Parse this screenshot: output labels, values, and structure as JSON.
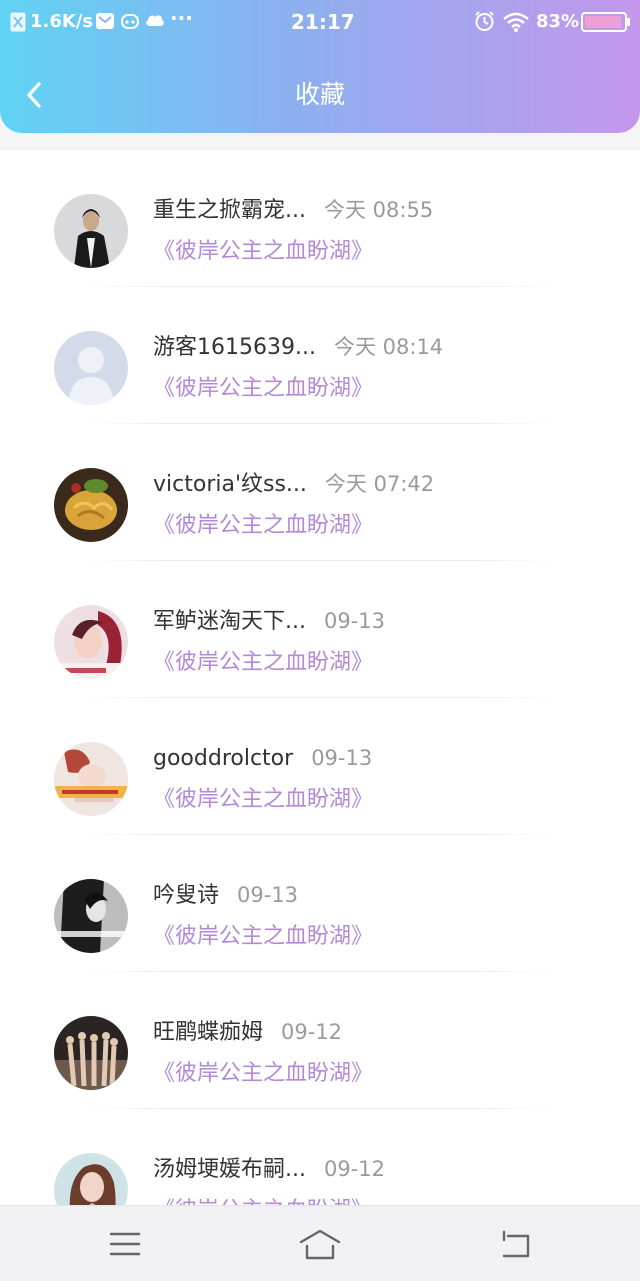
{
  "status_bar": {
    "network_speed": "1.6K/s",
    "time": "21:17",
    "battery": "83%",
    "icons": [
      "sim-icon",
      "mail-icon",
      "cat-icon",
      "cloud-icon",
      "more-dots-icon",
      "alarm-icon",
      "wifi-icon",
      "battery-icon"
    ]
  },
  "header": {
    "title": "收藏",
    "back_icon": "chevron-left-icon"
  },
  "colors": {
    "header_gradient": [
      "#5fd3f3",
      "#8cb0ef",
      "#c497eb"
    ],
    "book_title": "#b48ad8",
    "name_text": "#333333",
    "time_text": "#9a9a9a"
  },
  "favorites": [
    {
      "name": "重生之掀霸宠...",
      "time": "今天 08:55",
      "book": "《彼岸公主之血盼湖》"
    },
    {
      "name": "游客1615639...",
      "time": "今天 08:14",
      "book": "《彼岸公主之血盼湖》"
    },
    {
      "name": "victoria'纹ss...",
      "time": "今天 07:42",
      "book": "《彼岸公主之血盼湖》"
    },
    {
      "name": "军鲈迷淘天下...",
      "time": "09-13",
      "book": "《彼岸公主之血盼湖》"
    },
    {
      "name": "gooddrolctor",
      "time": "09-13",
      "book": "《彼岸公主之血盼湖》"
    },
    {
      "name": "吟叟诗",
      "time": "09-13",
      "book": "《彼岸公主之血盼湖》"
    },
    {
      "name": "旺鹛蝶痂姆",
      "time": "09-12",
      "book": "《彼岸公主之血盼湖》"
    },
    {
      "name": "汤姆埂媛布嗣...",
      "time": "09-12",
      "book": "《彼岸公主之血盼湖》"
    }
  ],
  "nav_bar": {
    "icons": [
      "menu-icon",
      "home-icon",
      "back-icon"
    ]
  }
}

************

=== WHAT YOU NEED TO DO ===
Reproduce the material word for word. Any pictures should be left out of the copy.

=== EXERCISE SOLUTION ===
Parse this screenshot: output labels, values, and structure as JSON.
{
  "status_bar": {
    "network_speed": "1.6K/s",
    "time": "21:17",
    "battery": "83%",
    "icons": [
      "sim-icon",
      "mail-icon",
      "cat-icon",
      "cloud-icon",
      "more-dots-icon",
      "alarm-icon",
      "wifi-icon",
      "battery-icon"
    ]
  },
  "header": {
    "title": "收藏",
    "back_icon": "chevron-left-icon"
  },
  "colors": {
    "header_gradient": [
      "#5fd3f3",
      "#8cb0ef",
      "#c497eb"
    ],
    "book_title": "#b48ad8",
    "name_text": "#333333",
    "time_text": "#9a9a9a"
  },
  "favorites": [
    {
      "name": "重生之掀霸宠...",
      "time": "今天 08:55",
      "book": "《彼岸公主之血盼湖》"
    },
    {
      "name": "游客1615639...",
      "time": "今天 08:14",
      "book": "《彼岸公主之血盼湖》"
    },
    {
      "name": "victoria'纹ss...",
      "time": "今天 07:42",
      "book": "《彼岸公主之血盼湖》"
    },
    {
      "name": "军鲈迷淘天下...",
      "time": "09-13",
      "book": "《彼岸公主之血盼湖》"
    },
    {
      "name": "gooddrolctor",
      "time": "09-13",
      "book": "《彼岸公主之血盼湖》"
    },
    {
      "name": "吟叟诗",
      "time": "09-13",
      "book": "《彼岸公主之血盼湖》"
    },
    {
      "name": "旺鹛蝶痂姆",
      "time": "09-12",
      "book": "《彼岸公主之血盼湖》"
    },
    {
      "name": "汤姆埂媛布嗣...",
      "time": "09-12",
      "book": "《彼岸公主之血盼湖》"
    }
  ],
  "nav_bar": {
    "icons": [
      "menu-icon",
      "home-icon",
      "back-icon"
    ]
  }
}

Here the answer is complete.